-- Required task --
For the data below, report only the number of lines containing the string "JSON".

[Items from a data source]
##########
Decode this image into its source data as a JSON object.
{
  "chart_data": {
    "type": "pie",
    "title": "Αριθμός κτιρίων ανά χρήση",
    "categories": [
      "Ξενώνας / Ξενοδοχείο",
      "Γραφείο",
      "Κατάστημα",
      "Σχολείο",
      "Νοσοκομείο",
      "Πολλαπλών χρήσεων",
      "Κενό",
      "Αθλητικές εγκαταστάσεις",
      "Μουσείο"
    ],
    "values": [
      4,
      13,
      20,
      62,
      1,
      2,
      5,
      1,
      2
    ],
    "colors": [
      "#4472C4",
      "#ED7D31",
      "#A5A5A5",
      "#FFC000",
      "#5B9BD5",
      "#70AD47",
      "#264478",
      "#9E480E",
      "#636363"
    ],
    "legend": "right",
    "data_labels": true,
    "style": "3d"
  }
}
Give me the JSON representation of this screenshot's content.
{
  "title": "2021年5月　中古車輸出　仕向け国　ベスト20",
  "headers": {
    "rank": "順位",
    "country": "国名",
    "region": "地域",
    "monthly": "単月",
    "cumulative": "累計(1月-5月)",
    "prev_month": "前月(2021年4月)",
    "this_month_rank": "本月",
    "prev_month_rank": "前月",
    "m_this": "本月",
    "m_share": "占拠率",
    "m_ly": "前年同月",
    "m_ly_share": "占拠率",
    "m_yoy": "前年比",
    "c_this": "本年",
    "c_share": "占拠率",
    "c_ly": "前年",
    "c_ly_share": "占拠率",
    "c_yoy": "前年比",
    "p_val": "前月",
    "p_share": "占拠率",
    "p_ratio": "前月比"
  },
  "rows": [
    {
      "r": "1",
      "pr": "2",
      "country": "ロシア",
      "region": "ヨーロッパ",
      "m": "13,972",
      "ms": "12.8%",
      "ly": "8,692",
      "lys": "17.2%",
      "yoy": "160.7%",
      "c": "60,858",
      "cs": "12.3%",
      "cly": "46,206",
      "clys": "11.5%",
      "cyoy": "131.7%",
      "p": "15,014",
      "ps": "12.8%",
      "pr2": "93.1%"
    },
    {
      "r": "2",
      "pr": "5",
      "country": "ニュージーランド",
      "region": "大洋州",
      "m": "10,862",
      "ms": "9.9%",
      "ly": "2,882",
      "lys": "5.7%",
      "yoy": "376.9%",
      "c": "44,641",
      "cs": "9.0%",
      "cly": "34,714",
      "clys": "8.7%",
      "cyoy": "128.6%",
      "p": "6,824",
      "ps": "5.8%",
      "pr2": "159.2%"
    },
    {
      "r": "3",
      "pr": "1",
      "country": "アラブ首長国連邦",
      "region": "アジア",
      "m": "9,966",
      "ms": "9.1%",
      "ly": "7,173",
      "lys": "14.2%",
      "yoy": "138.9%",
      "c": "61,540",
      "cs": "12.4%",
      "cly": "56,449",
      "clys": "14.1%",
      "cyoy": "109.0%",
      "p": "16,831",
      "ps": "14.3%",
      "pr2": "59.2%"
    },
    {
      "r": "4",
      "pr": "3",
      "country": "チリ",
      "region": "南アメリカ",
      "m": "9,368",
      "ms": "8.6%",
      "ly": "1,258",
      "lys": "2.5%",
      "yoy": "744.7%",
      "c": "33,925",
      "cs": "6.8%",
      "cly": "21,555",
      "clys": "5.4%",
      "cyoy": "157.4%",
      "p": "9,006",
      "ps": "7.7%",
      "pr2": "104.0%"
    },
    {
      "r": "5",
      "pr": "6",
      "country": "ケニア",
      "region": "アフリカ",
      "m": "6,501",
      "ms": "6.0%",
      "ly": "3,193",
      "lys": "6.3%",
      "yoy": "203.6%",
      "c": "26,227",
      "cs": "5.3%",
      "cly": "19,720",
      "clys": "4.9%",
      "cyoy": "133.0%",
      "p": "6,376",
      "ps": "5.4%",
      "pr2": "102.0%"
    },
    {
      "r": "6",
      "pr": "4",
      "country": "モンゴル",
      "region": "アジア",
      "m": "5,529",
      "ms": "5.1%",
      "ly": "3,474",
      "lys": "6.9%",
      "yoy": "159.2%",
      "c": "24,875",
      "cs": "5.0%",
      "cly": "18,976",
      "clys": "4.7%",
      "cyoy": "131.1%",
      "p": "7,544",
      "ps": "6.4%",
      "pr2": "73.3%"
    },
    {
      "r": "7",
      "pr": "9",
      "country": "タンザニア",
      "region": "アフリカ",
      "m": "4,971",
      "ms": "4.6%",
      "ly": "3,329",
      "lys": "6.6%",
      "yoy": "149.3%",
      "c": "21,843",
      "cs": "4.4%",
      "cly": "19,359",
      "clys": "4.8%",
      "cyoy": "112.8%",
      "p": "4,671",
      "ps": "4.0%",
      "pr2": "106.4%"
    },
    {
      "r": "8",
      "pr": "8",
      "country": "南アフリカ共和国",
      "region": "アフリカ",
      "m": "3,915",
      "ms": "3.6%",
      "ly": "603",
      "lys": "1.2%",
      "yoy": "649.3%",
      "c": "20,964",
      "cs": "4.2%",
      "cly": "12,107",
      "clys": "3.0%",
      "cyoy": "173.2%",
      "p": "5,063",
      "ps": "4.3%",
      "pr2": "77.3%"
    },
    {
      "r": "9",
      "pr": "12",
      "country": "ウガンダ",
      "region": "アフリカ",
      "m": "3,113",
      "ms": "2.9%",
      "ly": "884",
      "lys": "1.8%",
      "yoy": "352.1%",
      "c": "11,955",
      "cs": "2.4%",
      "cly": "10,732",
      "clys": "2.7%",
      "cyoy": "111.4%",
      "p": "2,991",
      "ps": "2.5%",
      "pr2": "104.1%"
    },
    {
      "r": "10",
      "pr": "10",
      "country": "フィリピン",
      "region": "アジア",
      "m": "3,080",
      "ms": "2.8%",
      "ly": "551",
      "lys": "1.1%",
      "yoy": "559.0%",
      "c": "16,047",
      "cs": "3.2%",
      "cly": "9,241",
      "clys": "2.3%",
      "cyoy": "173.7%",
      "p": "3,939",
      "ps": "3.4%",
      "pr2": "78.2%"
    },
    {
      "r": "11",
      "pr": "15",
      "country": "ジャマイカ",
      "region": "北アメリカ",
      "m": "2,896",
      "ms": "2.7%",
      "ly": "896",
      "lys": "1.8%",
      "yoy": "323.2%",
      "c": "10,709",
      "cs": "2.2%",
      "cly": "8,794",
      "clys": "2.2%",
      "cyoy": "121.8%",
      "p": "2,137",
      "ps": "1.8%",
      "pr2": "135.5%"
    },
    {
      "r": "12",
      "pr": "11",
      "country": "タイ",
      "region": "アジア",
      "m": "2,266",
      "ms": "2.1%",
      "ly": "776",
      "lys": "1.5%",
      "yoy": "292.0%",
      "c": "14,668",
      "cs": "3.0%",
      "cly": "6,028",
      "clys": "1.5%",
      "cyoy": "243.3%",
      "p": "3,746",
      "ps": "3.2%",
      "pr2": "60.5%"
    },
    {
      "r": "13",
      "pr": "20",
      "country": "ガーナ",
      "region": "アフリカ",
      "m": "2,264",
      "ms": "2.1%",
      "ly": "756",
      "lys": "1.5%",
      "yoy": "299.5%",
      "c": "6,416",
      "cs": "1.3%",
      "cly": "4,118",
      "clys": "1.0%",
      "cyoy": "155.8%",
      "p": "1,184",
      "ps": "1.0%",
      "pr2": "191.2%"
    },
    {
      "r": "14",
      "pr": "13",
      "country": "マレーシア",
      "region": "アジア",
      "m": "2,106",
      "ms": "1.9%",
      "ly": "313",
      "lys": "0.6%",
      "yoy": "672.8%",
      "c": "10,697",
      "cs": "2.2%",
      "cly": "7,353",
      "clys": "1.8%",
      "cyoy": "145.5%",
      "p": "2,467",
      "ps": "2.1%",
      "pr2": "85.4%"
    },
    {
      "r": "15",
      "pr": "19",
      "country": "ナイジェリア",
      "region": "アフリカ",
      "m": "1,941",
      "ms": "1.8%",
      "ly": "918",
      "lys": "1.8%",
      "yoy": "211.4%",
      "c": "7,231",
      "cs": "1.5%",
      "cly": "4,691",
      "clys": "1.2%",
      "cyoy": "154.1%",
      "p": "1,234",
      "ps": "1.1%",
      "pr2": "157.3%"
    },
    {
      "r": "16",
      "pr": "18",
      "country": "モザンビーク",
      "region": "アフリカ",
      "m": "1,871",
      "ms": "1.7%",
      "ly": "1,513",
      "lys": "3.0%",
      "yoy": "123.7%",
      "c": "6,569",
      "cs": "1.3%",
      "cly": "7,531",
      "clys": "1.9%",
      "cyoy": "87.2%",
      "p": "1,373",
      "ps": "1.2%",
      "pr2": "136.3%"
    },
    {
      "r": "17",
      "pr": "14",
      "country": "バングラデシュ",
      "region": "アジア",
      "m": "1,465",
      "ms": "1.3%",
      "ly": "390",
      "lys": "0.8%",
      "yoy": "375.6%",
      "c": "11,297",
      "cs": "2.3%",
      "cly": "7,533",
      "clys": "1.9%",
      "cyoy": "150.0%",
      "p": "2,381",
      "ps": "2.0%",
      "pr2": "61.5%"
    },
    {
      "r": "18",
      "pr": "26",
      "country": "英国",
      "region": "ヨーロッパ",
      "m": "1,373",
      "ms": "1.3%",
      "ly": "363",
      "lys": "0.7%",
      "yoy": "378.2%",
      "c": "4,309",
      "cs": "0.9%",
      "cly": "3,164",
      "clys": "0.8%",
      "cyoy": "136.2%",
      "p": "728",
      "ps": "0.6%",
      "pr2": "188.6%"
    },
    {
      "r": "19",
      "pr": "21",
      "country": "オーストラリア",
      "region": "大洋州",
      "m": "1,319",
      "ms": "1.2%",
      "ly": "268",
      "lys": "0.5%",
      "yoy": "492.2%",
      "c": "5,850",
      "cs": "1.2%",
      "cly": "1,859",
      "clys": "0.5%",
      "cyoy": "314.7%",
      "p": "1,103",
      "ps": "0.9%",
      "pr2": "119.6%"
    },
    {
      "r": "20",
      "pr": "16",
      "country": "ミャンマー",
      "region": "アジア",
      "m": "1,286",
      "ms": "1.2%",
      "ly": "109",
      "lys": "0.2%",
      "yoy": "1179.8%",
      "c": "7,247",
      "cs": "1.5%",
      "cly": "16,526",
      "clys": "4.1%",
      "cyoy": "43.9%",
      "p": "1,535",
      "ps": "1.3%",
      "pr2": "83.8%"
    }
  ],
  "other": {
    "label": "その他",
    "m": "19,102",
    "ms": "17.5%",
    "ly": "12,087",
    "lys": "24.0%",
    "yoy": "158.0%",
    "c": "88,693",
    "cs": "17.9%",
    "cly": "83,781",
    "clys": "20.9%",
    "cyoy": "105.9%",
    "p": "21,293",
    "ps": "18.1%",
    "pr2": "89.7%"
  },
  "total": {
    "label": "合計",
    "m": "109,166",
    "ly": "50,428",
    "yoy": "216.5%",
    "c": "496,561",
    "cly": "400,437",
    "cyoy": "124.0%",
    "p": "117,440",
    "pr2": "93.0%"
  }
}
##########
-- Solution for this problem --
2